*Aim*
Write the entries below out again exactly; any picture in them stays out.

[Entries with figure data]
»»

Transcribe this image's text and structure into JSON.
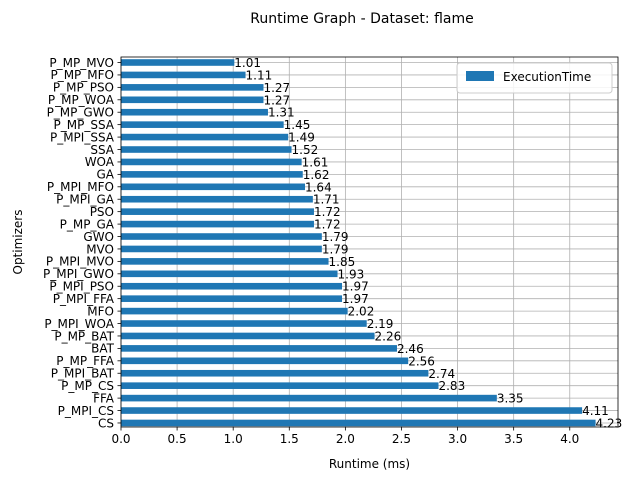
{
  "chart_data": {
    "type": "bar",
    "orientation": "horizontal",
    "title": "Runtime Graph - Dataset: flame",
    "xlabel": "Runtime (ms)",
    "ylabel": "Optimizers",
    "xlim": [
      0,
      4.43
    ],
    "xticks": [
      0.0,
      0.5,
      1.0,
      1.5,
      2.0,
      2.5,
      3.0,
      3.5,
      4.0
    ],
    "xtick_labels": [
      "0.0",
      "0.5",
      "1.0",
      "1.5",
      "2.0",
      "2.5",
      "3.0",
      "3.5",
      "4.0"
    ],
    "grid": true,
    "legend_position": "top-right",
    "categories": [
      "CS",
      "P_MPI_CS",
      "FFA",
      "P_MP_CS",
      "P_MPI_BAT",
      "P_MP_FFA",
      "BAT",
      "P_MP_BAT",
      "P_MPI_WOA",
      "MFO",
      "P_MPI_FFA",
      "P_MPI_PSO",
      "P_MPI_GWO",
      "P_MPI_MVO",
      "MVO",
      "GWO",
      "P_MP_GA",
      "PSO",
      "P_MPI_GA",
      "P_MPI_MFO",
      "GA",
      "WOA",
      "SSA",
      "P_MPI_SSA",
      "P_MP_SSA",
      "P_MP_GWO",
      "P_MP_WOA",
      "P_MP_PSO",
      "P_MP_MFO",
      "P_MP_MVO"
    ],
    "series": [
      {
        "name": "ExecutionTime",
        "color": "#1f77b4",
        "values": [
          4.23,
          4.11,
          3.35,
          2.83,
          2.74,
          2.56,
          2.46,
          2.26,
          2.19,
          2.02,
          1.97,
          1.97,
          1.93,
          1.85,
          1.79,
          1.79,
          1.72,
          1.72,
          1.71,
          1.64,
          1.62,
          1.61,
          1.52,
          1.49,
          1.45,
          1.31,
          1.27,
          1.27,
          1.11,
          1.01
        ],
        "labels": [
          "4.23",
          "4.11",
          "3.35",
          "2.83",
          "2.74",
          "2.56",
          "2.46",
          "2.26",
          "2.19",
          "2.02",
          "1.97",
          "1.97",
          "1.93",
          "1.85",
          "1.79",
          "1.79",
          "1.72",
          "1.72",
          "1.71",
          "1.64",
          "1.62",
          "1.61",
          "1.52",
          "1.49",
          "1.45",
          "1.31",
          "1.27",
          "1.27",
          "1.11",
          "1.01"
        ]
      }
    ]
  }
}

««

*Exercise solution*
Transcribe this image's text and structure into JSON.
{
  "chart_data": {
    "type": "bar",
    "orientation": "horizontal",
    "title": "Runtime Graph - Dataset: flame",
    "xlabel": "Runtime (ms)",
    "ylabel": "Optimizers",
    "xlim": [
      0,
      4.43
    ],
    "xticks": [
      0.0,
      0.5,
      1.0,
      1.5,
      2.0,
      2.5,
      3.0,
      3.5,
      4.0
    ],
    "xtick_labels": [
      "0.0",
      "0.5",
      "1.0",
      "1.5",
      "2.0",
      "2.5",
      "3.0",
      "3.5",
      "4.0"
    ],
    "grid": true,
    "legend_position": "top-right",
    "categories": [
      "CS",
      "P_MPI_CS",
      "FFA",
      "P_MP_CS",
      "P_MPI_BAT",
      "P_MP_FFA",
      "BAT",
      "P_MP_BAT",
      "P_MPI_WOA",
      "MFO",
      "P_MPI_FFA",
      "P_MPI_PSO",
      "P_MPI_GWO",
      "P_MPI_MVO",
      "MVO",
      "GWO",
      "P_MP_GA",
      "PSO",
      "P_MPI_GA",
      "P_MPI_MFO",
      "GA",
      "WOA",
      "SSA",
      "P_MPI_SSA",
      "P_MP_SSA",
      "P_MP_GWO",
      "P_MP_WOA",
      "P_MP_PSO",
      "P_MP_MFO",
      "P_MP_MVO"
    ],
    "series": [
      {
        "name": "ExecutionTime",
        "color": "#1f77b4",
        "values": [
          4.23,
          4.11,
          3.35,
          2.83,
          2.74,
          2.56,
          2.46,
          2.26,
          2.19,
          2.02,
          1.97,
          1.97,
          1.93,
          1.85,
          1.79,
          1.79,
          1.72,
          1.72,
          1.71,
          1.64,
          1.62,
          1.61,
          1.52,
          1.49,
          1.45,
          1.31,
          1.27,
          1.27,
          1.11,
          1.01
        ],
        "labels": [
          "4.23",
          "4.11",
          "3.35",
          "2.83",
          "2.74",
          "2.56",
          "2.46",
          "2.26",
          "2.19",
          "2.02",
          "1.97",
          "1.97",
          "1.93",
          "1.85",
          "1.79",
          "1.79",
          "1.72",
          "1.72",
          "1.71",
          "1.64",
          "1.62",
          "1.61",
          "1.52",
          "1.49",
          "1.45",
          "1.31",
          "1.27",
          "1.27",
          "1.11",
          "1.01"
        ]
      }
    ]
  }
}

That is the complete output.